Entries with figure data
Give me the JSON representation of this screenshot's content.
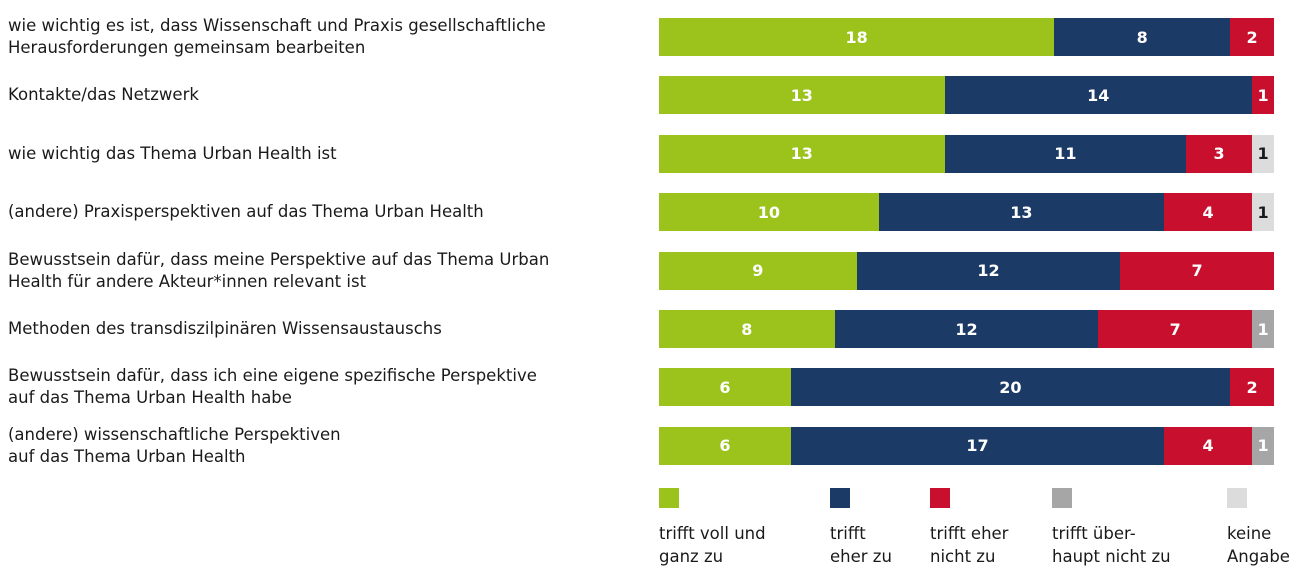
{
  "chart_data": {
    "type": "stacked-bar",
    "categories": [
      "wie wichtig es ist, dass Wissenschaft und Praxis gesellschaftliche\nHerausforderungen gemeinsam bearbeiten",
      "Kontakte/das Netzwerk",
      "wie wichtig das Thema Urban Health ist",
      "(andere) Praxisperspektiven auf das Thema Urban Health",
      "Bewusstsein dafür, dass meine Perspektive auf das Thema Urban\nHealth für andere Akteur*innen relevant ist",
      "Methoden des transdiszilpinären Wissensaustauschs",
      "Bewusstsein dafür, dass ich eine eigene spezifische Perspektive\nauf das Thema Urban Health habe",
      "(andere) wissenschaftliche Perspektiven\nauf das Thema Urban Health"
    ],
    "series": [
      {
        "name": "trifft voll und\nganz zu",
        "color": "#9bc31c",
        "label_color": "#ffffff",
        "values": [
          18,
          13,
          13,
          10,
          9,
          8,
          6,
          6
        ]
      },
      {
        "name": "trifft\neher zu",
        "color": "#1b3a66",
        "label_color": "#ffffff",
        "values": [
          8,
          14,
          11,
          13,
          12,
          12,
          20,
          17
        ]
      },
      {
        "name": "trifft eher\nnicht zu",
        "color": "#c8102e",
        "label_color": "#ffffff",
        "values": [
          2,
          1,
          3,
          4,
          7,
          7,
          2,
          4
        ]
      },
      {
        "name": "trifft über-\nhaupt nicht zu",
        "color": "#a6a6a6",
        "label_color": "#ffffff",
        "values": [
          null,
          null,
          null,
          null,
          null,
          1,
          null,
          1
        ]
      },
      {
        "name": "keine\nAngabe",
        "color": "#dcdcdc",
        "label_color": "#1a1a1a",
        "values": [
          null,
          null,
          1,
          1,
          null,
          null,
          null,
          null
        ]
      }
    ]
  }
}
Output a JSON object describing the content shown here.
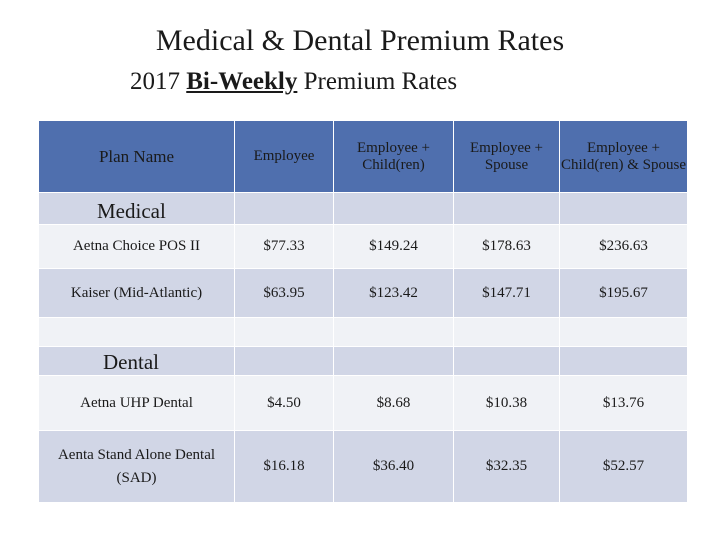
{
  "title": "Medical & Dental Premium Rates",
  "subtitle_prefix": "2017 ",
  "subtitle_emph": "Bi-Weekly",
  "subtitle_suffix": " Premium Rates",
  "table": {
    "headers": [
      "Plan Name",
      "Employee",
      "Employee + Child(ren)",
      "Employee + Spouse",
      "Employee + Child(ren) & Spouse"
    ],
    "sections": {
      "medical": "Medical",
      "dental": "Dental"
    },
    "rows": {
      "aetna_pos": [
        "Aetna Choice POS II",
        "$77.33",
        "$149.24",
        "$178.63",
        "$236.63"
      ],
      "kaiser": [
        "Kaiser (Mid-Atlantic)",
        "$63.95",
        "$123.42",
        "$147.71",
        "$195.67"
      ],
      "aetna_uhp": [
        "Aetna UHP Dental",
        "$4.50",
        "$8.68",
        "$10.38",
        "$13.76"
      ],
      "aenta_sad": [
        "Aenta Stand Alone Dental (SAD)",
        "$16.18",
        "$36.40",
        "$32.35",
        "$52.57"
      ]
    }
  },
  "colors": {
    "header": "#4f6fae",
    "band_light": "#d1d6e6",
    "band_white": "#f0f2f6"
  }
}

Goal: Without including any pictures, reproduce the listing exactly.

Full answer:
Give me the JSON representation of this screenshot's content.
{
  "chart_data": {
    "type": "stacked-bar",
    "categories": [
      "wie wichtig es ist, dass Wissenschaft und Praxis gesellschaftliche\nHerausforderungen gemeinsam bearbeiten",
      "Kontakte/das Netzwerk",
      "wie wichtig das Thema Urban Health ist",
      "(andere) Praxisperspektiven auf das Thema Urban Health",
      "Bewusstsein dafür, dass meine Perspektive auf das Thema Urban\nHealth für andere Akteur*innen relevant ist",
      "Methoden des transdiszilpinären Wissensaustauschs",
      "Bewusstsein dafür, dass ich eine eigene spezifische Perspektive\nauf das Thema Urban Health habe",
      "(andere) wissenschaftliche Perspektiven\nauf das Thema Urban Health"
    ],
    "series": [
      {
        "name": "trifft voll und\nganz zu",
        "color": "#9bc31c",
        "label_color": "#ffffff",
        "values": [
          18,
          13,
          13,
          10,
          9,
          8,
          6,
          6
        ]
      },
      {
        "name": "trifft\neher zu",
        "color": "#1b3a66",
        "label_color": "#ffffff",
        "values": [
          8,
          14,
          11,
          13,
          12,
          12,
          20,
          17
        ]
      },
      {
        "name": "trifft eher\nnicht zu",
        "color": "#c8102e",
        "label_color": "#ffffff",
        "values": [
          2,
          1,
          3,
          4,
          7,
          7,
          2,
          4
        ]
      },
      {
        "name": "trifft über-\nhaupt nicht zu",
        "color": "#a6a6a6",
        "label_color": "#ffffff",
        "values": [
          null,
          null,
          null,
          null,
          null,
          1,
          null,
          1
        ]
      },
      {
        "name": "keine\nAngabe",
        "color": "#dcdcdc",
        "label_color": "#1a1a1a",
        "values": [
          null,
          null,
          1,
          1,
          null,
          null,
          null,
          null
        ]
      }
    ]
  }
}
Output a JSON object describing the content shown here.
{
  "title": "Medical & Dental Premium Rates",
  "subtitle_prefix": "2017 ",
  "subtitle_emph": "Bi-Weekly",
  "subtitle_suffix": " Premium Rates",
  "table": {
    "headers": [
      "Plan Name",
      "Employee",
      "Employee + Child(ren)",
      "Employee + Spouse",
      "Employee + Child(ren) & Spouse"
    ],
    "sections": {
      "medical": "Medical",
      "dental": "Dental"
    },
    "rows": {
      "aetna_pos": [
        "Aetna Choice POS II",
        "$77.33",
        "$149.24",
        "$178.63",
        "$236.63"
      ],
      "kaiser": [
        "Kaiser (Mid-Atlantic)",
        "$63.95",
        "$123.42",
        "$147.71",
        "$195.67"
      ],
      "aetna_uhp": [
        "Aetna UHP Dental",
        "$4.50",
        "$8.68",
        "$10.38",
        "$13.76"
      ],
      "aenta_sad": [
        "Aenta Stand Alone Dental (SAD)",
        "$16.18",
        "$36.40",
        "$32.35",
        "$52.57"
      ]
    }
  },
  "colors": {
    "header": "#4f6fae",
    "band_light": "#d1d6e6",
    "band_white": "#f0f2f6"
  }
}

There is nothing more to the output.